## What is required
Go over the listing below line by line and tally those containing "question". Give only the tally.

[Begin]

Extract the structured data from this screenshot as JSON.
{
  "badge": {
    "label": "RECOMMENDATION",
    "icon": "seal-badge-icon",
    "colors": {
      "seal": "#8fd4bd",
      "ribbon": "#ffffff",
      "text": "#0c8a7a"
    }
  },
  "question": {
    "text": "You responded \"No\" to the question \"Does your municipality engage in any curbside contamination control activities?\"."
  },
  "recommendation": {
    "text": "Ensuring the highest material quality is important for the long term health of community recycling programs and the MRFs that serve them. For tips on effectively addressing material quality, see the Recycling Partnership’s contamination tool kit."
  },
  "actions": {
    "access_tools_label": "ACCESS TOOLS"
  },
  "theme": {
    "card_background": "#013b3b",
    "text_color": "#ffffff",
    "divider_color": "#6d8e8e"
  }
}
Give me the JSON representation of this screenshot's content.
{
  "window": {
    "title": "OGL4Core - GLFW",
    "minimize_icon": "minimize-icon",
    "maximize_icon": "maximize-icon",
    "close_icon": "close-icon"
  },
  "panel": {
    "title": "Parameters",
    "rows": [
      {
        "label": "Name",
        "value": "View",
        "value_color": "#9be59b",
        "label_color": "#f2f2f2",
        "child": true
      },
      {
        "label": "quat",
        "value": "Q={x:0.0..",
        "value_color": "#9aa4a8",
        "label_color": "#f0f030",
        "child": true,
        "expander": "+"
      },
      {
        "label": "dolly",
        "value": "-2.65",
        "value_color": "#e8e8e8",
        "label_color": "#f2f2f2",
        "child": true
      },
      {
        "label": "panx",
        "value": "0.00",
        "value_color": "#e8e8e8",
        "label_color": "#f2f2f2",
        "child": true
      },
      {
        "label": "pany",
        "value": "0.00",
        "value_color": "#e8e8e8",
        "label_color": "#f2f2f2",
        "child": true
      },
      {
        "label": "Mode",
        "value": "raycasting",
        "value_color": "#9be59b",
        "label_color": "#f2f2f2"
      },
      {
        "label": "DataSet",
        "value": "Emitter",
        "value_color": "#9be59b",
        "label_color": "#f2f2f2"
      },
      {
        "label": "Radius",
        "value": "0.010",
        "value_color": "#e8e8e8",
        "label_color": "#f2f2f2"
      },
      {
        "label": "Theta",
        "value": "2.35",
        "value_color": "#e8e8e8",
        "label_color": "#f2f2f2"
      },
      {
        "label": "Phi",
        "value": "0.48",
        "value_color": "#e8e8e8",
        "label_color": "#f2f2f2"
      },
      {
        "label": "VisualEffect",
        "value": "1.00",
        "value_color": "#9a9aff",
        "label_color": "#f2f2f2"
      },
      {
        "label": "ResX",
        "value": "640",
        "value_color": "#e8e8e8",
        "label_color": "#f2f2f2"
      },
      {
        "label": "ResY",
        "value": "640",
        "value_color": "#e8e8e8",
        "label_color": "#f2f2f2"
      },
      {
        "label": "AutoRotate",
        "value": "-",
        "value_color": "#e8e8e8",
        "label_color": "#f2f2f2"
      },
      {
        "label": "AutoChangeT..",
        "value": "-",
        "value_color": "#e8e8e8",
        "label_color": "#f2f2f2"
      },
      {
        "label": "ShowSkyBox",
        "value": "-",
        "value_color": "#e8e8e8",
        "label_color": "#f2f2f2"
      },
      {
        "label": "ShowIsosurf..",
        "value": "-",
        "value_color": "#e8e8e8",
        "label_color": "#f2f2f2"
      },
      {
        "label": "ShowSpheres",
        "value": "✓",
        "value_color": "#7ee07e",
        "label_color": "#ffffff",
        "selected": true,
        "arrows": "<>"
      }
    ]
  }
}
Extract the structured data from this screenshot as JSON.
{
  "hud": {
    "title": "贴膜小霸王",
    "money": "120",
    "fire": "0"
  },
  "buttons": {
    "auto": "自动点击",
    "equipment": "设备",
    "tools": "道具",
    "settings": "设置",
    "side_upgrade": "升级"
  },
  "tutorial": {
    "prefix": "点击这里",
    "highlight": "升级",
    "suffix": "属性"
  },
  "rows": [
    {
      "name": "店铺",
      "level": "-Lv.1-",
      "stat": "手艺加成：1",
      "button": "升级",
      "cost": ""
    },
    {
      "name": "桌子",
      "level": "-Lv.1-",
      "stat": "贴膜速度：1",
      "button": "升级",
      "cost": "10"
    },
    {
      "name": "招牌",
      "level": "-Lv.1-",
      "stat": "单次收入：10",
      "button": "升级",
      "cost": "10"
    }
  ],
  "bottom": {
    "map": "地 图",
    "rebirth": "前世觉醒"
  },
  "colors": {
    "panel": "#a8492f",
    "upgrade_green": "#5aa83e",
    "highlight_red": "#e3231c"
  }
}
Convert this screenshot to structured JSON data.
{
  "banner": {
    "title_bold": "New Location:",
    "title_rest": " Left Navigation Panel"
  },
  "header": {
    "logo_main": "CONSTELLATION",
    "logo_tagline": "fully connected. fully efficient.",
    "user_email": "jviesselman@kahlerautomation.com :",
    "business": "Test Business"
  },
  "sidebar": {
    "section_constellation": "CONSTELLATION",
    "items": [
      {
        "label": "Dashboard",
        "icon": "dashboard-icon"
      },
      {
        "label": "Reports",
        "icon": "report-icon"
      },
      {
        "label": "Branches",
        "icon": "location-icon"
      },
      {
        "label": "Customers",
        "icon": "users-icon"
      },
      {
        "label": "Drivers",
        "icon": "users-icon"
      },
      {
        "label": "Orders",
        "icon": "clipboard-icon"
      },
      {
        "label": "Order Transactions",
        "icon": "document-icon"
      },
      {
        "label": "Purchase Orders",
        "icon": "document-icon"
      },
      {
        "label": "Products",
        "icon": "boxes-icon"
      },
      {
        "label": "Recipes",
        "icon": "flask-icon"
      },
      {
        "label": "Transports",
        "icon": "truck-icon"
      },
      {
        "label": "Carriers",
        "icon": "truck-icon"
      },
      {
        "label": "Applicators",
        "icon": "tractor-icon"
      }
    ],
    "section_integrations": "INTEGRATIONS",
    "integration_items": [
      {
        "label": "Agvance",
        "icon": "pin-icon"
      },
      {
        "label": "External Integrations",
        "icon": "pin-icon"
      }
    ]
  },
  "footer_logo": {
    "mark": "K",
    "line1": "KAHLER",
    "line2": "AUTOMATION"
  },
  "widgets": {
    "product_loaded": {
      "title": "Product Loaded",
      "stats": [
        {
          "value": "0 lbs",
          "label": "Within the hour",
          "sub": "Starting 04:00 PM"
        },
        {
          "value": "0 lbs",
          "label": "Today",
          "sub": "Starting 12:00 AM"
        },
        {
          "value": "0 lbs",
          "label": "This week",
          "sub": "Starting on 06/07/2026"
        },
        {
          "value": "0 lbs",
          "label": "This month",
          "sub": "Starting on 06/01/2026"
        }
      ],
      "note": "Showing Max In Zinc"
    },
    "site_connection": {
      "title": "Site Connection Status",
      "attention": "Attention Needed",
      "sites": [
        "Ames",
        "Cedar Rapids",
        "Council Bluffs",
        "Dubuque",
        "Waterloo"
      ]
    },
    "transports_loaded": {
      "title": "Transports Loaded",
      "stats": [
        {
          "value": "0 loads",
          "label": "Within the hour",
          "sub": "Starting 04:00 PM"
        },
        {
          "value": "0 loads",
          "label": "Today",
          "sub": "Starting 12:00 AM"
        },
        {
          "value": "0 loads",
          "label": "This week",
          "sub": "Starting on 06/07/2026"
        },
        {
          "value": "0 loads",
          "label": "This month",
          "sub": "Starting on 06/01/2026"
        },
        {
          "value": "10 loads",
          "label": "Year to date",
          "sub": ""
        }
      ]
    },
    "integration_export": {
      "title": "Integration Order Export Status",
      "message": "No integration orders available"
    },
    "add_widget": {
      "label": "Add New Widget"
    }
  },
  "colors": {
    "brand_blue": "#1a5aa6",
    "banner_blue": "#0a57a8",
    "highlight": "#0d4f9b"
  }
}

[End]

## Task solution
2